## GIVEN INSTRUCTION
Each entry below is to be duplicated verbatim.

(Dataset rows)
----
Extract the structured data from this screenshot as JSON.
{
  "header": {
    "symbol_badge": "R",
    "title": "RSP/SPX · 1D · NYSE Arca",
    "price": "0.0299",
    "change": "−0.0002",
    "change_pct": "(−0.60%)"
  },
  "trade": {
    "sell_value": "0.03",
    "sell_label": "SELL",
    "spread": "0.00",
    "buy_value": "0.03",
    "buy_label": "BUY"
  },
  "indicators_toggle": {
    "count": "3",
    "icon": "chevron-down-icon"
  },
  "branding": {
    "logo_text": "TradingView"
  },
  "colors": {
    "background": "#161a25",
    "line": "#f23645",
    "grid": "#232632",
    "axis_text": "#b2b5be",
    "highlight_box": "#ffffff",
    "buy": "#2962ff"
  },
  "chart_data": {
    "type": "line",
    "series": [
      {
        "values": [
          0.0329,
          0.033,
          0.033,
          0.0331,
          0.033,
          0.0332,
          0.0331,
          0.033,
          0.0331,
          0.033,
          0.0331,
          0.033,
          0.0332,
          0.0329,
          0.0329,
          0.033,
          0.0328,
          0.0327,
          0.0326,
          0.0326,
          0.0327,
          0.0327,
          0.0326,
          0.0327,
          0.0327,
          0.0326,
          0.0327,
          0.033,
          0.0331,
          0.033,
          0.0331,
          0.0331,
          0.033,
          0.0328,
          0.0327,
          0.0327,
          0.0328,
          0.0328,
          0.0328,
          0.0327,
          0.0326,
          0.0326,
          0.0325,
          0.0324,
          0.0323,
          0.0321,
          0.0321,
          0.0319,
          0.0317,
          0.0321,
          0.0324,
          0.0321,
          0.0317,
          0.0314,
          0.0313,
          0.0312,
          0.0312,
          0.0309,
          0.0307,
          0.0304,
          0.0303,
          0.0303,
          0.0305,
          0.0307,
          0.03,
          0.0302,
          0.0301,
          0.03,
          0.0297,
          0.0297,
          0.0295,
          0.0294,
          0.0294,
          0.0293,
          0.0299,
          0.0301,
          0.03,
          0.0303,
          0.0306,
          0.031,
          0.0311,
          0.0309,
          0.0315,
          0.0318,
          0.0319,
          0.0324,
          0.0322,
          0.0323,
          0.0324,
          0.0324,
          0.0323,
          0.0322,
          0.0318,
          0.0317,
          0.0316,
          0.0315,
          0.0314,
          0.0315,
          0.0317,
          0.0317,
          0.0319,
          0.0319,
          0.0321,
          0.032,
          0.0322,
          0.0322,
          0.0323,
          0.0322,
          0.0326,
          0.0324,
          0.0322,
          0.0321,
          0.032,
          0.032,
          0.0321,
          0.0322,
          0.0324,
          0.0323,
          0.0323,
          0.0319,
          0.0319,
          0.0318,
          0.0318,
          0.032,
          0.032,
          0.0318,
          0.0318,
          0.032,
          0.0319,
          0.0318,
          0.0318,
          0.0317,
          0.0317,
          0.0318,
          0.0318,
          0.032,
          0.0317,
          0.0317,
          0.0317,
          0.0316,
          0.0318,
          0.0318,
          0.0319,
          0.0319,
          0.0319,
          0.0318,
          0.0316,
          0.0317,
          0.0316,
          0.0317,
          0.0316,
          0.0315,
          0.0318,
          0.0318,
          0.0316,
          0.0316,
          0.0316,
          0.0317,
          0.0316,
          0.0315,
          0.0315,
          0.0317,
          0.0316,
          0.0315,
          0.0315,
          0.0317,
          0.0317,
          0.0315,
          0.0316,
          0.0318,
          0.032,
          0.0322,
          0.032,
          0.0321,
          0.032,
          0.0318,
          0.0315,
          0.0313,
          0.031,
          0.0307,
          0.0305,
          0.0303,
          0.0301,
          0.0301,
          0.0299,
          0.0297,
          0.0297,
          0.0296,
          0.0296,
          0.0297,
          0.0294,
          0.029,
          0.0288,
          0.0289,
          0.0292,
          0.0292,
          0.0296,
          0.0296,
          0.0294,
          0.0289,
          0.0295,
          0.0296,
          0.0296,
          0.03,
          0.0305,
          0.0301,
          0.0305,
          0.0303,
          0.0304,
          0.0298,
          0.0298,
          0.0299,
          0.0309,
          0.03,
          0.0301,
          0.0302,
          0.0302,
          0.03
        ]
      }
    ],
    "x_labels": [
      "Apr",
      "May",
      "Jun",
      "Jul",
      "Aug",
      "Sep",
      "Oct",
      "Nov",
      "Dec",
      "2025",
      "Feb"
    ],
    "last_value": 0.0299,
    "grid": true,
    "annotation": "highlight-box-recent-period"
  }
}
----
## SOLUTION TO THIS PROBLEM
Extract the structured data from this screenshot as JSON.
{
  "header": {
    "symbol_badge": "R",
    "title": "RSP/SPX · 1D · NYSE Arca",
    "price": "0.0299",
    "change": "−0.0002",
    "change_pct": "(−0.60%)"
  },
  "trade": {
    "sell_value": "0.03",
    "sell_label": "SELL",
    "spread": "0.00",
    "buy_value": "0.03",
    "buy_label": "BUY"
  },
  "indicators_toggle": {
    "count": "3",
    "icon": "chevron-down-icon"
  },
  "branding": {
    "logo_text": "TradingView"
  },
  "colors": {
    "background": "#161a25",
    "line": "#f23645",
    "grid": "#232632",
    "axis_text": "#b2b5be",
    "highlight_box": "#ffffff",
    "buy": "#2962ff"
  },
  "chart_data": {
    "type": "line",
    "series": [
      {
        "values": [
          0.0329,
          0.033,
          0.033,
          0.0331,
          0.033,
          0.0332,
          0.0331,
          0.033,
          0.0331,
          0.033,
          0.0331,
          0.033,
          0.0332,
          0.0329,
          0.0329,
          0.033,
          0.0328,
          0.0327,
          0.0326,
          0.0326,
          0.0327,
          0.0327,
          0.0326,
          0.0327,
          0.0327,
          0.0326,
          0.0327,
          0.033,
          0.0331,
          0.033,
          0.0331,
          0.0331,
          0.033,
          0.0328,
          0.0327,
          0.0327,
          0.0328,
          0.0328,
          0.0328,
          0.0327,
          0.0326,
          0.0326,
          0.0325,
          0.0324,
          0.0323,
          0.0321,
          0.0321,
          0.0319,
          0.0317,
          0.0321,
          0.0324,
          0.0321,
          0.0317,
          0.0314,
          0.0313,
          0.0312,
          0.0312,
          0.0309,
          0.0307,
          0.0304,
          0.0303,
          0.0303,
          0.0305,
          0.0307,
          0.03,
          0.0302,
          0.0301,
          0.03,
          0.0297,
          0.0297,
          0.0295,
          0.0294,
          0.0294,
          0.0293,
          0.0299,
          0.0301,
          0.03,
          0.0303,
          0.0306,
          0.031,
          0.0311,
          0.0309,
          0.0315,
          0.0318,
          0.0319,
          0.0324,
          0.0322,
          0.0323,
          0.0324,
          0.0324,
          0.0323,
          0.0322,
          0.0318,
          0.0317,
          0.0316,
          0.0315,
          0.0314,
          0.0315,
          0.0317,
          0.0317,
          0.0319,
          0.0319,
          0.0321,
          0.032,
          0.0322,
          0.0322,
          0.0323,
          0.0322,
          0.0326,
          0.0324,
          0.0322,
          0.0321,
          0.032,
          0.032,
          0.0321,
          0.0322,
          0.0324,
          0.0323,
          0.0323,
          0.0319,
          0.0319,
          0.0318,
          0.0318,
          0.032,
          0.032,
          0.0318,
          0.0318,
          0.032,
          0.0319,
          0.0318,
          0.0318,
          0.0317,
          0.0317,
          0.0318,
          0.0318,
          0.032,
          0.0317,
          0.0317,
          0.0317,
          0.0316,
          0.0318,
          0.0318,
          0.0319,
          0.0319,
          0.0319,
          0.0318,
          0.0316,
          0.0317,
          0.0316,
          0.0317,
          0.0316,
          0.0315,
          0.0318,
          0.0318,
          0.0316,
          0.0316,
          0.0316,
          0.0317,
          0.0316,
          0.0315,
          0.0315,
          0.0317,
          0.0316,
          0.0315,
          0.0315,
          0.0317,
          0.0317,
          0.0315,
          0.0316,
          0.0318,
          0.032,
          0.0322,
          0.032,
          0.0321,
          0.032,
          0.0318,
          0.0315,
          0.0313,
          0.031,
          0.0307,
          0.0305,
          0.0303,
          0.0301,
          0.0301,
          0.0299,
          0.0297,
          0.0297,
          0.0296,
          0.0296,
          0.0297,
          0.0294,
          0.029,
          0.0288,
          0.0289,
          0.0292,
          0.0292,
          0.0296,
          0.0296,
          0.0294,
          0.0289,
          0.0295,
          0.0296,
          0.0296,
          0.03,
          0.0305,
          0.0301,
          0.0305,
          0.0303,
          0.0304,
          0.0298,
          0.0298,
          0.0299,
          0.0309,
          0.03,
          0.0301,
          0.0302,
          0.0302,
          0.03
        ]
      }
    ],
    "x_labels": [
      "Apr",
      "May",
      "Jun",
      "Jul",
      "Aug",
      "Sep",
      "Oct",
      "Nov",
      "Dec",
      "2025",
      "Feb"
    ],
    "last_value": 0.0299,
    "grid": true,
    "annotation": "highlight-box-recent-period"
  }
}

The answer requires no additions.